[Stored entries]
*****
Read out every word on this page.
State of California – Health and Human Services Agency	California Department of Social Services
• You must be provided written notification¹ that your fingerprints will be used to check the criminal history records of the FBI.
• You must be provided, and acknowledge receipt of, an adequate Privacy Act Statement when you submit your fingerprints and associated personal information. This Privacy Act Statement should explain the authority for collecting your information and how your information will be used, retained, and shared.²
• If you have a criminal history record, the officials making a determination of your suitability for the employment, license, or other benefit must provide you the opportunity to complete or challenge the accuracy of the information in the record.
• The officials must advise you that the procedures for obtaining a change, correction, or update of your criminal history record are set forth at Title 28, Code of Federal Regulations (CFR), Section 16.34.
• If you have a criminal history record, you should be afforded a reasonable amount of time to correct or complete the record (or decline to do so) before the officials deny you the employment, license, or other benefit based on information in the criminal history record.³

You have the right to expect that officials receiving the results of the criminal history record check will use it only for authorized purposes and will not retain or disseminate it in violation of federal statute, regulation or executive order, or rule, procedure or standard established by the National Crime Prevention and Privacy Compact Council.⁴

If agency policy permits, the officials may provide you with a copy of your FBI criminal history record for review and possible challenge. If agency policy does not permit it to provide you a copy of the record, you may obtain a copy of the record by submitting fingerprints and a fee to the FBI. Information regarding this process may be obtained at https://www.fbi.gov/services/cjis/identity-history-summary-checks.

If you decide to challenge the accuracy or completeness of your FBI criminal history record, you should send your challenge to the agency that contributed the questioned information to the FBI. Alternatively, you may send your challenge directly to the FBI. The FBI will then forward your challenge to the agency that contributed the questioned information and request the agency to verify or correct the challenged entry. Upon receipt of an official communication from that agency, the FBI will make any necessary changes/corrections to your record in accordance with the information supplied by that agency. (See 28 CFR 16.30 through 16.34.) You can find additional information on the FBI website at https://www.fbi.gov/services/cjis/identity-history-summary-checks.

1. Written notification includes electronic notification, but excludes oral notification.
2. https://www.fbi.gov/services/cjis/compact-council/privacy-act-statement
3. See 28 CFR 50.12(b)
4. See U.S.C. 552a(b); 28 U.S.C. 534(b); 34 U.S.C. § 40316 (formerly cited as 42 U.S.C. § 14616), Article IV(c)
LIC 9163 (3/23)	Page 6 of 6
*****
The entries above must be returned in full, exactly as shown.

■ **TASK SOLUTION**
Read out every word on this page.
State of California – Health and Human Services Agency	California Department of Social Services
• You must be provided written notification¹ that your fingerprints will be used to check the criminal history records of the FBI.
• You must be provided, and acknowledge receipt of, an adequate Privacy Act Statement when you submit your fingerprints and associated personal information. This Privacy Act Statement should explain the authority for collecting your information and how your information will be used, retained, and shared.²
• If you have a criminal history record, the officials making a determination of your suitability for the employment, license, or other benefit must provide you the opportunity to complete or challenge the accuracy of the information in the record.
• The officials must advise you that the procedures for obtaining a change, correction, or update of your criminal history record are set forth at Title 28, Code of Federal Regulations (CFR), Section 16.34.
• If you have a criminal history record, you should be afforded a reasonable amount of time to correct or complete the record (or decline to do so) before the officials deny you the employment, license, or other benefit based on information in the criminal history record.³

You have the right to expect that officials receiving the results of the criminal history record check will use it only for authorized purposes and will not retain or disseminate it in violation of federal statute, regulation or executive order, or rule, procedure or standard established by the National Crime Prevention and Privacy Compact Council.⁴

If agency policy permits, the officials may provide you with a copy of your FBI criminal history record for review and possible challenge. If agency policy does not permit it to provide you a copy of the record, you may obtain a copy of the record by submitting fingerprints and a fee to the FBI. Information regarding this process may be obtained at https://www.fbi.gov/services/cjis/identity-history-summary-checks.

If you decide to challenge the accuracy or completeness of your FBI criminal history record, you should send your challenge to the agency that contributed the questioned information to the FBI. Alternatively, you may send your challenge directly to the FBI. The FBI will then forward your challenge to the agency that contributed the questioned information and request the agency to verify or correct the challenged entry. Upon receipt of an official communication from that agency, the FBI will make any necessary changes/corrections to your record in accordance with the information supplied by that agency. (See 28 CFR 16.30 through 16.34.) You can find additional information on the FBI website at https://www.fbi.gov/services/cjis/identity-history-summary-checks.

1. Written notification includes electronic notification, but excludes oral notification.
2. https://www.fbi.gov/services/cjis/compact-council/privacy-act-statement
3. See 28 CFR 50.12(b)
4. See U.S.C. 552a(b); 28 U.S.C. 534(b); 34 U.S.C. § 40316 (formerly cited as 42 U.S.C. § 14616), Article IV(c)
LIC 9163 (3/23)	Page 6 of 6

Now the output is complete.